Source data
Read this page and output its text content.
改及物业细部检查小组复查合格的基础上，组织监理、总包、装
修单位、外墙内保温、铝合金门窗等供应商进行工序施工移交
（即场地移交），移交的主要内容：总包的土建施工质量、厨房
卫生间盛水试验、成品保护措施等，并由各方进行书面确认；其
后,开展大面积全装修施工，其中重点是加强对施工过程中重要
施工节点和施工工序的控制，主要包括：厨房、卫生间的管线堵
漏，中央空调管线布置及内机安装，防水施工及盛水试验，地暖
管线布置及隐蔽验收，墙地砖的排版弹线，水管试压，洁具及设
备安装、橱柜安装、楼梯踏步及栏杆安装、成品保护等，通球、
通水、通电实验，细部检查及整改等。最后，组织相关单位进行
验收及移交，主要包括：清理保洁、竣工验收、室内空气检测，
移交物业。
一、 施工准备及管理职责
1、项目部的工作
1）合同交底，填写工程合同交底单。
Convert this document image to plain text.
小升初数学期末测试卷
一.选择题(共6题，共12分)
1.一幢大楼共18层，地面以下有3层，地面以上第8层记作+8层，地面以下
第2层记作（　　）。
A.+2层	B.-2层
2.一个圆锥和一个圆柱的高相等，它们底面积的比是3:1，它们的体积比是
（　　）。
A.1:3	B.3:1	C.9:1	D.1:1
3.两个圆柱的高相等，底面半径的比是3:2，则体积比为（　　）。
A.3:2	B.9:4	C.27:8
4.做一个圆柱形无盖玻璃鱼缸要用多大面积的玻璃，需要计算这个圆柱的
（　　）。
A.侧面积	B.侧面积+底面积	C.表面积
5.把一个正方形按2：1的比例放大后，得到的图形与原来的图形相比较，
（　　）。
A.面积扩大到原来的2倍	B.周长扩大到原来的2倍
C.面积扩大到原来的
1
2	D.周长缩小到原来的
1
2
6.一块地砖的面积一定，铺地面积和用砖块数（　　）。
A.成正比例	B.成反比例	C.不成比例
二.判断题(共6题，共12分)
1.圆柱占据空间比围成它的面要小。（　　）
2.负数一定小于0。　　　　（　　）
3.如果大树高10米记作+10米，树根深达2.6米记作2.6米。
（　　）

**TO DO**:
Recopy the whole listing exactly.

**RESULT**:
Read this page and output its text content.
改及物业细部检查小组复查合格的基础上，组织监理、总包、装
修单位、外墙内保温、铝合金门窗等供应商进行工序施工移交
（即场地移交），移交的主要内容：总包的土建施工质量、厨房
卫生间盛水试验、成品保护措施等，并由各方进行书面确认；其
后,开展大面积全装修施工，其中重点是加强对施工过程中重要
施工节点和施工工序的控制，主要包括：厨房、卫生间的管线堵
漏，中央空调管线布置及内机安装，防水施工及盛水试验，地暖
管线布置及隐蔽验收，墙地砖的排版弹线，水管试压，洁具及设
备安装、橱柜安装、楼梯踏步及栏杆安装、成品保护等，通球、
通水、通电实验，细部检查及整改等。最后，组织相关单位进行
验收及移交，主要包括：清理保洁、竣工验收、室内空气检测，
移交物业。
一、 施工准备及管理职责
1、项目部的工作
1）合同交底，填写工程合同交底单。
Convert this document image to plain text.
小升初数学期末测试卷
一.选择题(共6题，共12分)
1.一幢大楼共18层，地面以下有3层，地面以上第8层记作+8层，地面以下
第2层记作（　　）。
A.+2层	B.-2层
2.一个圆锥和一个圆柱的高相等，它们底面积的比是3:1，它们的体积比是
（　　）。
A.1:3	B.3:1	C.9:1	D.1:1
3.两个圆柱的高相等，底面半径的比是3:2，则体积比为（　　）。
A.3:2	B.9:4	C.27:8
4.做一个圆柱形无盖玻璃鱼缸要用多大面积的玻璃，需要计算这个圆柱的
（　　）。
A.侧面积	B.侧面积+底面积	C.表面积
5.把一个正方形按2：1的比例放大后，得到的图形与原来的图形相比较，
（　　）。
A.面积扩大到原来的2倍	B.周长扩大到原来的2倍
C.面积扩大到原来的
1
2	D.周长缩小到原来的
1
2
6.一块地砖的面积一定，铺地面积和用砖块数（　　）。
A.成正比例	B.成反比例	C.不成比例
二.判断题(共6题，共12分)
1.圆柱占据空间比围成它的面要小。（　　）
2.负数一定小于0。　　　　（　　）
3.如果大树高10米记作+10米，树根深达2.6米记作2.6米。
（　　）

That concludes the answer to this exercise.